◆ Given request: Pull every line containing "listopada" from the entries.

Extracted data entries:
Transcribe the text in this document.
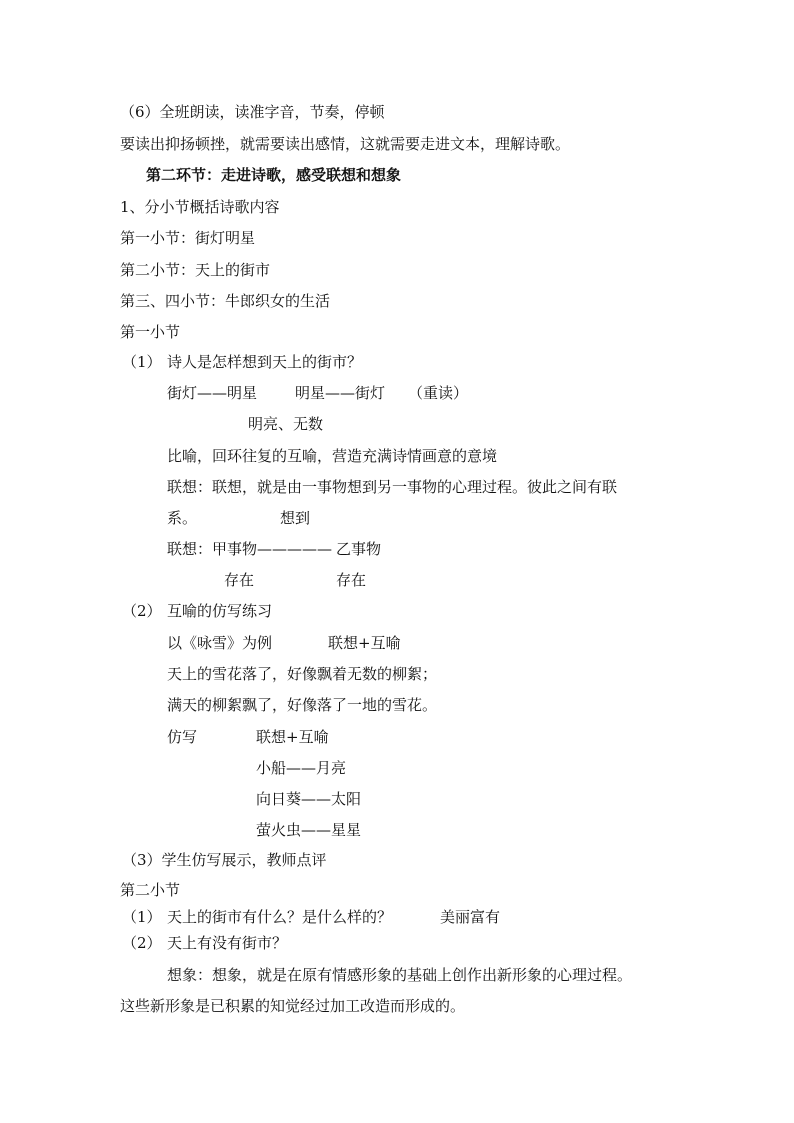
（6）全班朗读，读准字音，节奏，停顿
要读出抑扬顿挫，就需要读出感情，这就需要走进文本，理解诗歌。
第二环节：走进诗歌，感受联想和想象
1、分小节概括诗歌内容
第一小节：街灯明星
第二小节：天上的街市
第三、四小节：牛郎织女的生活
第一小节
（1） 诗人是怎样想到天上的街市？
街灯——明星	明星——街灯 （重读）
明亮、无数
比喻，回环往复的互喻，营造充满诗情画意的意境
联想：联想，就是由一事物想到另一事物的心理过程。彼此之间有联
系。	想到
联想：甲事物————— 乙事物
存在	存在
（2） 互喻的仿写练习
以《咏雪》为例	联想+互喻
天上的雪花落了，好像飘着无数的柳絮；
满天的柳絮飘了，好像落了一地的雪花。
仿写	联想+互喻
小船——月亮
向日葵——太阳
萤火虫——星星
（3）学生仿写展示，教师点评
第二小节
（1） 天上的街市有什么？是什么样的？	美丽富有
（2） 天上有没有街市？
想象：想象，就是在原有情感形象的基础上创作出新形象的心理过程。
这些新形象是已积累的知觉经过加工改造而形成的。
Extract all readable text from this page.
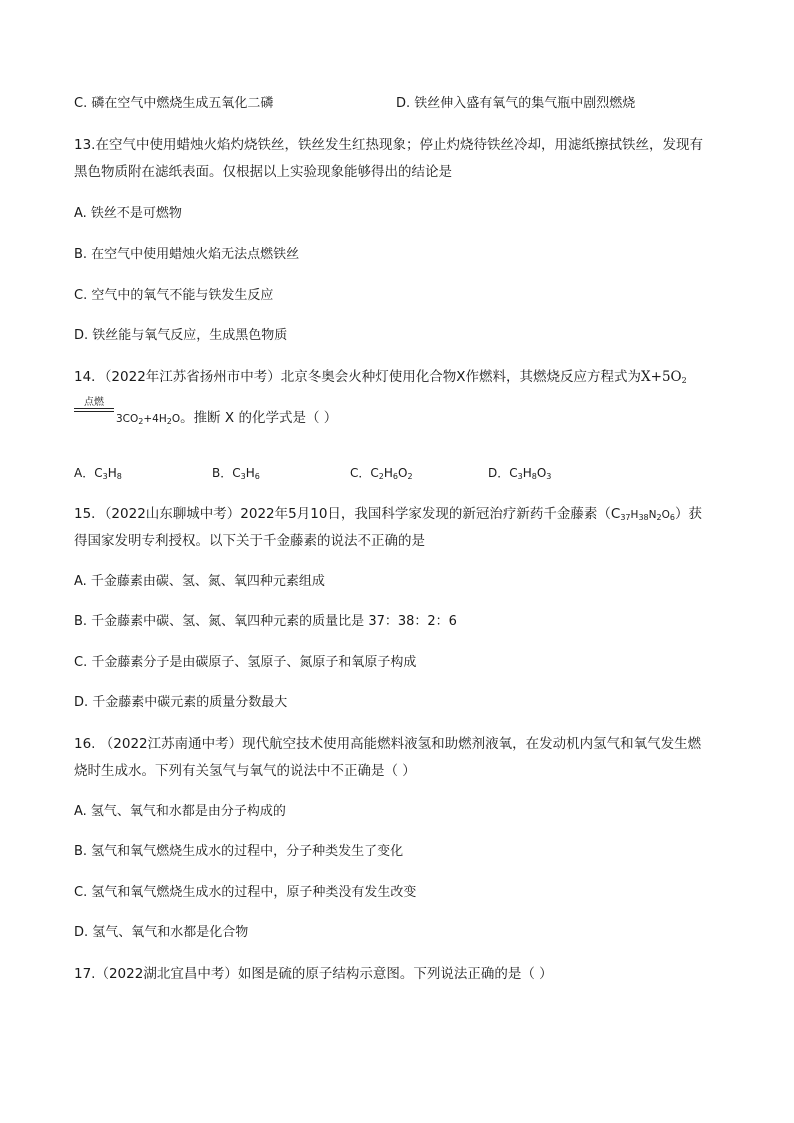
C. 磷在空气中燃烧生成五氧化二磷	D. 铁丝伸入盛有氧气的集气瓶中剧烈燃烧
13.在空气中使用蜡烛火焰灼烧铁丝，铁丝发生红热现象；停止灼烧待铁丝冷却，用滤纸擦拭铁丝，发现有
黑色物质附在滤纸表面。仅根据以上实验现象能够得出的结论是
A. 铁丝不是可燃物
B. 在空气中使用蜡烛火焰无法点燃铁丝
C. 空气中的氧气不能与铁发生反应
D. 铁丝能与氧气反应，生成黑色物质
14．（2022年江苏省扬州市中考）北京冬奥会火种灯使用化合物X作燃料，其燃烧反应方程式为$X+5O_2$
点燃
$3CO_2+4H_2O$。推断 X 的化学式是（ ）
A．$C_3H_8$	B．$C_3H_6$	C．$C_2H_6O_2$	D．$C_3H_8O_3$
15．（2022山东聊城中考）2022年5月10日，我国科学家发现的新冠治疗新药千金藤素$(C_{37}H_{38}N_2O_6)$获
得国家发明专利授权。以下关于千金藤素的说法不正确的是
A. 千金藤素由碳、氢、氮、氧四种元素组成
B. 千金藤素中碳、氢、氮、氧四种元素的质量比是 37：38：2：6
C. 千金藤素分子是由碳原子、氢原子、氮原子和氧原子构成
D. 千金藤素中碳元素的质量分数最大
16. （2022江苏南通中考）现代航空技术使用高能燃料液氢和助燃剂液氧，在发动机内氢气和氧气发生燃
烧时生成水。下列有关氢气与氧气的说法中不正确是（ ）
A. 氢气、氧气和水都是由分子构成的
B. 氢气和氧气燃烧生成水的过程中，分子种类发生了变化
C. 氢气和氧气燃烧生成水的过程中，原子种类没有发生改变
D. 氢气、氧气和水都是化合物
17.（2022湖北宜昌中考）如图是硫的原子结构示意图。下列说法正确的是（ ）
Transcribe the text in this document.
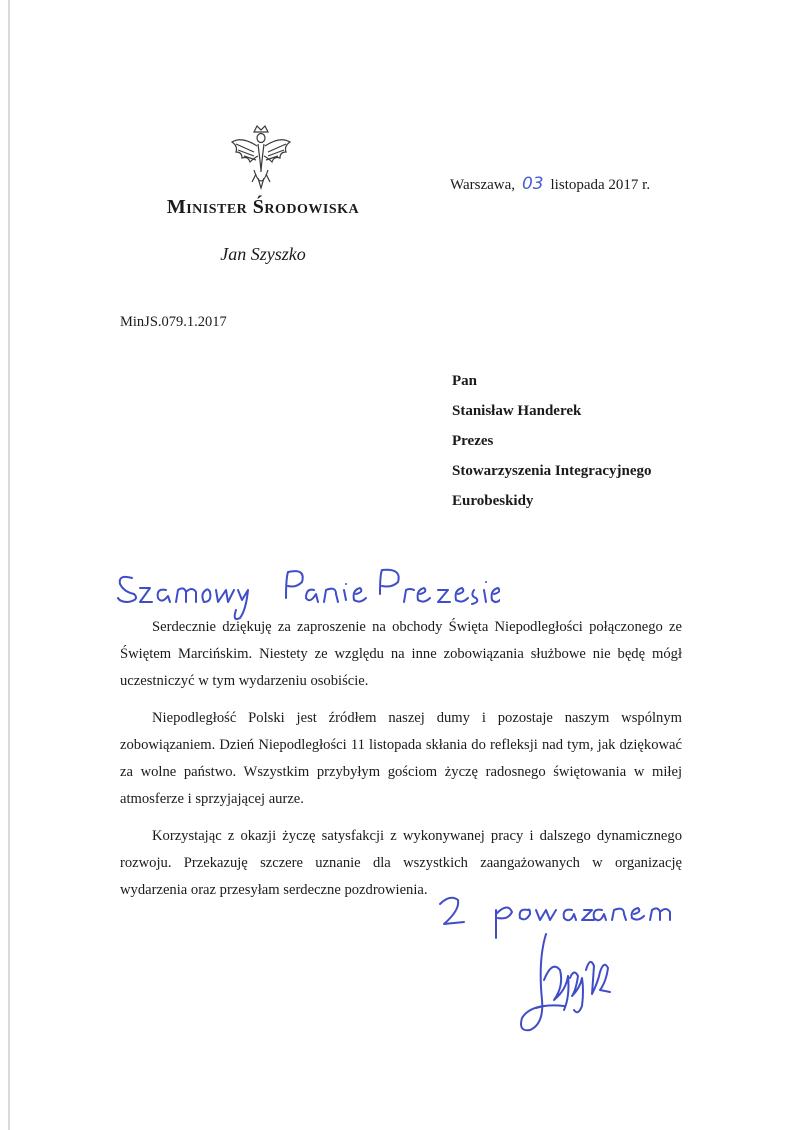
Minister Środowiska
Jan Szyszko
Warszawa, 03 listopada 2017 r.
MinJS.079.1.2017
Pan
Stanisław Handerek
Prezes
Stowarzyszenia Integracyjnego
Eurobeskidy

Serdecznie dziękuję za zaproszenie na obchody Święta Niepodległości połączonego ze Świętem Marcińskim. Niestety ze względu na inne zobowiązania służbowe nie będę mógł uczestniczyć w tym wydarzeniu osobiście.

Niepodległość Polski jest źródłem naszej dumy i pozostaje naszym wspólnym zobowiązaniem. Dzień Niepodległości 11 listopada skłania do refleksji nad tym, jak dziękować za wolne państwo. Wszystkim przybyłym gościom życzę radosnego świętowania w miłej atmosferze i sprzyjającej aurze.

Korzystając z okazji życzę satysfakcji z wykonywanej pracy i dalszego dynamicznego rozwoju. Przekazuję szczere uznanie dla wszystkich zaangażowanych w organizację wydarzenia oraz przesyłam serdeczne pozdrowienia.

◆ In response:
Warszawa, 03 listopada 2017 r.
Niepodległość Polski jest źródłem naszej dumy i pozostaje naszym wspólnym zobowiązaniem. Dzień Niepodległości 11 listopada skłania do refleksji nad tym, jak dziękować za wolne państwo. Wszystkim przybyłym gościom życzę radosnego świętowania w miłej atmosferze i sprzyjającej aurze.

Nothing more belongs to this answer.